** begin Passage shown **
That said, of course, if someone able to do it could finally listen to me and implement my proposed extensions to 68k in some fpga, the situation could have been made easier :

Code:

 move.w #1999,d0
.loop
 movem.l (a0)+,d1-d4
 swap d3
 exg.w d1,d3
 move.l d1,(a1)+
 swap d3
 move.l d3,(a2)+
 swap d4
 exg.w d2,d4
 move.l d2,(a3)+
 swap d4
 move.l d4,(a4)+
 dbf d0,.loop
 rts

However, who will...

Quote:

Originally Posted by litwr

Theoretically it is nice but practically... Moto's always has oddities like CLR which looks fine but works like RMW-type slow instruction. I am aware that with 68020 CLR works properly. However this illustrates the common fact that Motorola was always too theoretical and forced users of their CPU to use a bit raw and bulky instructions.

Total nonsense. CLR is very useful instruction (when i counted i found out that 2.8% of instructions were CLR). 68000 bug is just implementation mistake, like Pentium's FDIV bug.
Motorola wasn't theoretical. When they designed the 68000 they profiled real programs. Intel did not, they just blindly extended their 8080 to make it 16-bit and produced the start of an horror story.
Raw and bulky instructions are on x86 side or other cpus. 68k is fine.

Quote:

Originally Posted by litwr

17 ticks and 9 bytes.

17 ticks, depends on cpu implementation.
8 bytes for 68000, 4 bytes for 68020. I think the situation is clear.

Quote:

Originally Posted by litwr

BTW. BE is a horror! it is even worse than octals.

Replace "BE" by "LE" in the above and it might become true.
Else it's just ad nauseam nonsense.

Quote:

Originally Posted by litwr

Somebody confuses the external and internal representations.

Who does ? Endianness is only different in the memory interface. For inside the cpu, everything is exactly the same.
** end Passage shown **
◆ **Task 1**
In the forum thread on 68k instructions, what percentage of instructions did the poster find were CLR when counting?
◆ **Task 2**
Continue the forum thread on 68k instructions from its last sentence.
** begin Dataset entries **
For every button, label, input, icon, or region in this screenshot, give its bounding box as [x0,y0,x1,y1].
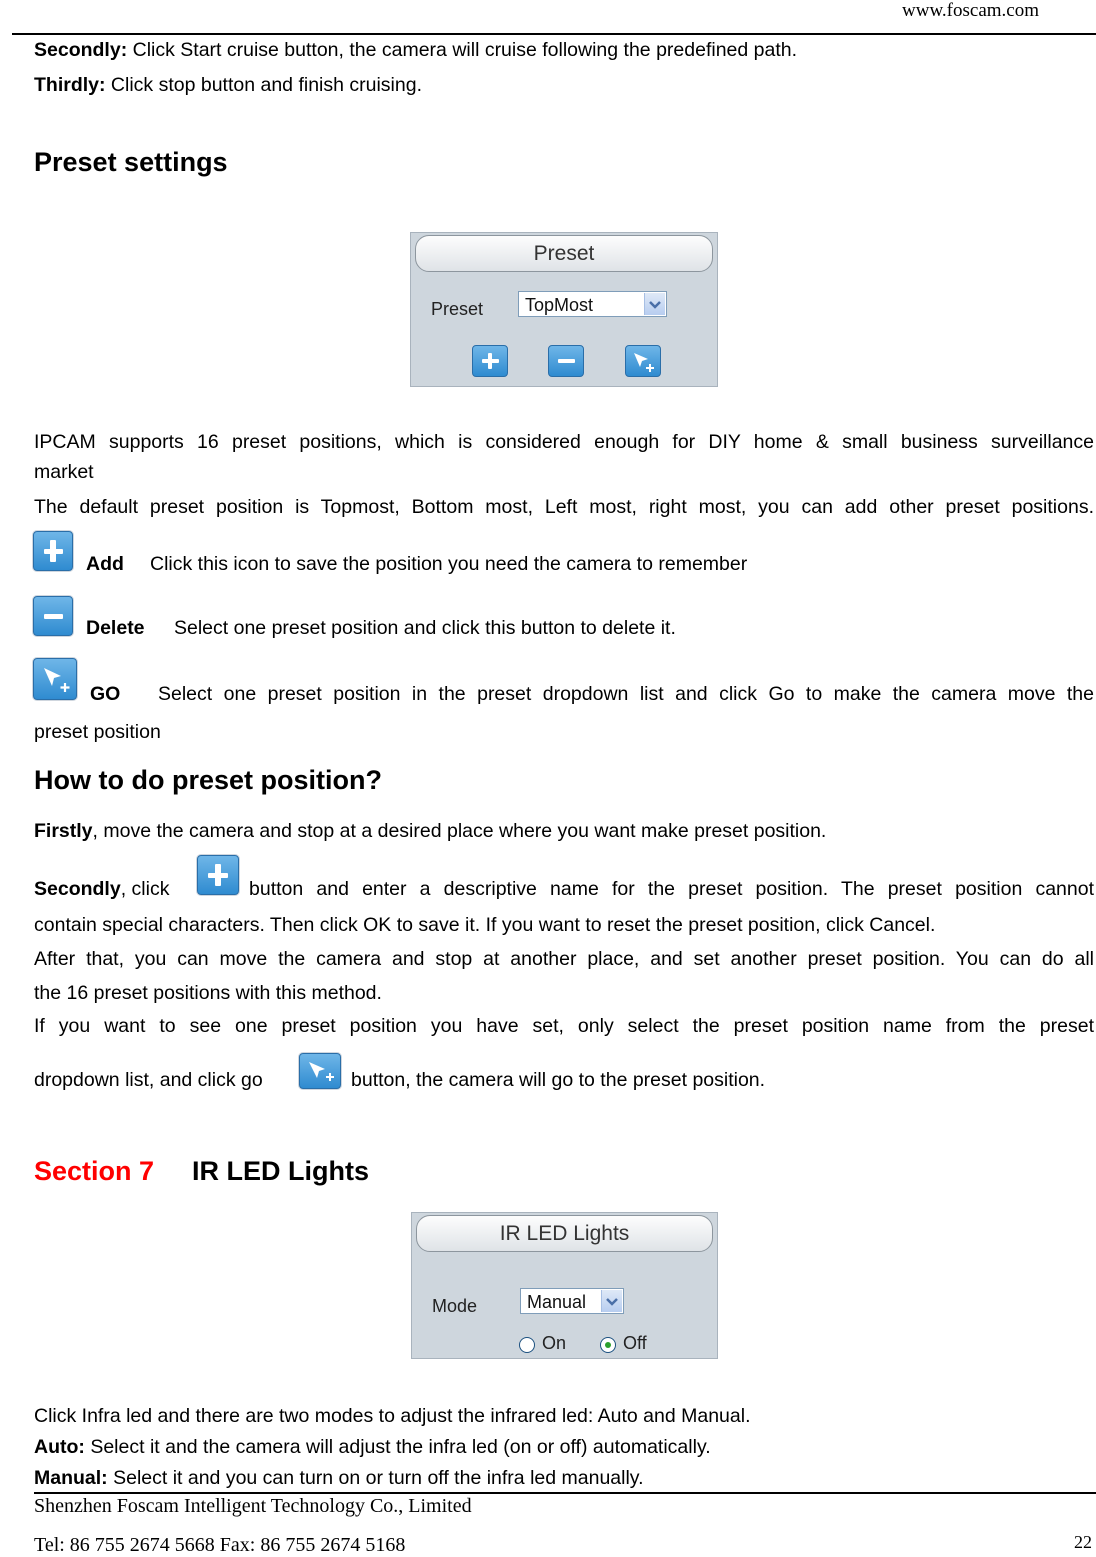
inline-go-icon [299,1053,341,1089]
preset-delete-button[interactable] [548,345,584,377]
legend-go-text2: preset position [34,721,161,743]
page-number: 22 [1074,1532,1092,1552]
legend-delete [86,616,145,640]
howto-line6: If you want to see one preset position you have set, only select the preset position name from the preset [34,1015,1094,1037]
chevron-down-icon [601,1290,622,1312]
add-icon [33,531,73,571]
inline-add-icon [197,855,239,895]
ir-manual-text: Select it and you can turn on or turn off the infra led manually. [107,1467,644,1489]
howto-heading: How to do preset position? [34,765,382,795]
preset-add-button[interactable] [472,345,508,377]
preset-go-button[interactable] [625,345,661,377]
cruise-secondly-label: Secondly: [34,39,128,61]
howto-firstly-text: , move the camera and stop at a desired place where you want make preset position. [92,820,827,842]
howto-line4: After that, you can move the camera and stop at another place, and set another preset position. You can do all [34,948,1094,970]
ir-panel-title: IR LED Lights [416,1215,713,1252]
cruise-thirdly-label: Thirdly: [34,74,106,96]
howto-line3: contain special characters. Then click OK to save it. If you want to reset the preset position, click Cancel. [34,914,936,936]
legend-delete-label: Delete [86,617,145,639]
howto-line5: the 16 preset positions with this method. [34,982,382,1004]
preset-panel-title: Preset [415,235,713,272]
ir-auto-label: Auto: [34,1436,85,1458]
ir-mode-select-value: Manual [527,1292,587,1312]
radio-checked-dot [605,1342,611,1348]
howto-secondly-post: button and enter a descriptive name for the preset position. The preset position cannot [249,878,1094,900]
ir-radio-off-label: Off [623,1333,647,1353]
cruise-thirdly [34,73,422,97]
footer-company: Shenzhen Foscam Intelligent Technology Co., Limited [34,1495,472,1517]
header-url: www.foscam.com [902,0,1040,21]
ir-radio-on[interactable] [519,1337,535,1353]
footer-contact: Tel: 86 755 2674 5668 Fax: 86 755 2674 5168 [34,1534,406,1556]
howto-secondly-label: Secondly [34,878,121,900]
ir-radio-off[interactable] [600,1337,616,1353]
section7-number: Section 7 [34,1156,155,1186]
ir-text-auto [34,1435,711,1459]
howto-secondly [34,877,169,901]
cruise-thirdly-text: Click stop button and finish cruising. [105,74,422,96]
preset-intro-line1: IPCAM supports 16 preset positions, which is considered enough for DIY home & small business surveillance [34,431,1094,453]
preset-panel-label: Preset [431,299,484,319]
ir-radio-on-label: On [542,1333,567,1353]
preset-panel [410,232,718,387]
preset-select[interactable] [518,291,667,317]
ir-manual-label: Manual: [34,1467,108,1489]
ir-mode-select[interactable] [520,1288,624,1314]
legend-go-text: Select one preset position in the preset dropdown list and click Go to make the camera move the [158,683,1094,705]
preset-heading: Preset settings [34,147,228,177]
go-icon [33,658,77,700]
legend-add-text: Click this icon to save the position you need the camera to remember [150,553,748,575]
cruise-secondly-text: Click Start cruise button, the camera will cruise following the predefined path. [127,39,798,61]
howto-secondly-pre: , click [120,878,170,900]
section7-title: IR LED Lights [192,1156,369,1186]
cruise-secondly [34,38,797,62]
ir-panel [411,1212,718,1359]
howto-firstly-label: Firstly [34,820,93,842]
preset-select-value: TopMost [525,295,594,315]
ir-text-line1: Click Infra led and there are two modes to adjust the infrared led: Auto and Manual. [34,1405,751,1427]
legend-go [90,682,120,706]
ir-text-manual [34,1466,644,1490]
howto-firstly [34,819,826,843]
legend-go-label: GO [90,683,121,705]
chevron-down-icon [644,293,665,315]
legend-add [86,552,124,576]
footer-rule [34,1492,1096,1494]
howto-line7-post: button, the camera will go to the preset position. [351,1069,766,1091]
header-rule [12,33,1096,35]
howto-line7-pre: dropdown list, and click go [34,1069,263,1091]
legend-add-label: Add [86,553,124,575]
preset-intro-line3: The default preset position is Topmost, Bottom most, Left most, right most, you can add other preset positions. [34,496,1094,518]
preset-intro-line2: market [34,461,94,483]
ir-mode-label: Mode [432,1296,478,1316]
delete-icon [33,596,73,636]
legend-delete-text: Select one preset position and click this button to delete it. [174,617,676,639]
ir-auto-text: Select it and the camera will adjust the infra led (on or off) automatically. [84,1436,711,1458]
** end Dataset entries **
◆ **Written answer 1**
2.8%

◆ **Written answer 2**
Quote:

Originally Posted by litwr

The same shame we have with Unicode.

There i might eventually agree...

[matthey]

Quote:

Originally Posted by litwr

Thanks. Only this point has a real importance. But it is true for right shift division only, left shift division generally is faster.

This point is as irrelevant today as the only hardware advantage of Little Endian which is add propagation. I would love to hear about any modern CPU which is 16 bits or greater taking advantage of the LE add propagation. Maybe there is a simple and tiny CPU with no caches being used for embedded purposes which takes advantage but unlikely anything powerful or general purpose.

Quote:

Originally Posted by litwr

Just read the manuals.
[68000] ADDI.l #,Dn 16 cycles, MOVE.l #,Dn 12 cycles
The timing should be equal for LE.

Code:

ADD.L #<d32>,Rn ; 16 cycles (PMD says 14 cycles?)
MOVE.L #<d32>,Rn ; 12 cycles
-----------------------
diff is 16 - 12 = 4 cycles

Code:

ADD.L Rm,Rn ; 8 cycles
MOVE.L Rm,Rn ; 4 cycles
-----------------------
diff is 8 - 4 = 4 cycles

The registers are 32 bits so the 16 bit memory is never touched in the latter case yet the timing difference is the same. It looks to me like ADD.L is just slower than MOVE.L and there is no Big Endian penalty for code fetch. It would be easy to buffer (cache) a small amount of the instruction stream code to avoid the BE penalty with longwords (I vaguely recall the 68000 having just such a buffer). Memory data accesses are what you want to look at.

Code:

ADD.L (An),Dn ; 14 cycles
MOVE.L (An),Dn ; 12 cycles
-----------------------
diff is 6 - 4 = 2 cycles

I don't see any timings which indicate a penalty for ADD.L while accessing the 68000 16 bit data bus. Please point out any I have over looked.

[grond]

Quote:

Originally Posted by meynaf

In my mind it was clear that both memory accesses were 32-bit accesses. I didn't state it clearly, and that's about all. It was there only as an explanation, to show why 16-bit memory accesses must not be used (because then a much shorter version exists).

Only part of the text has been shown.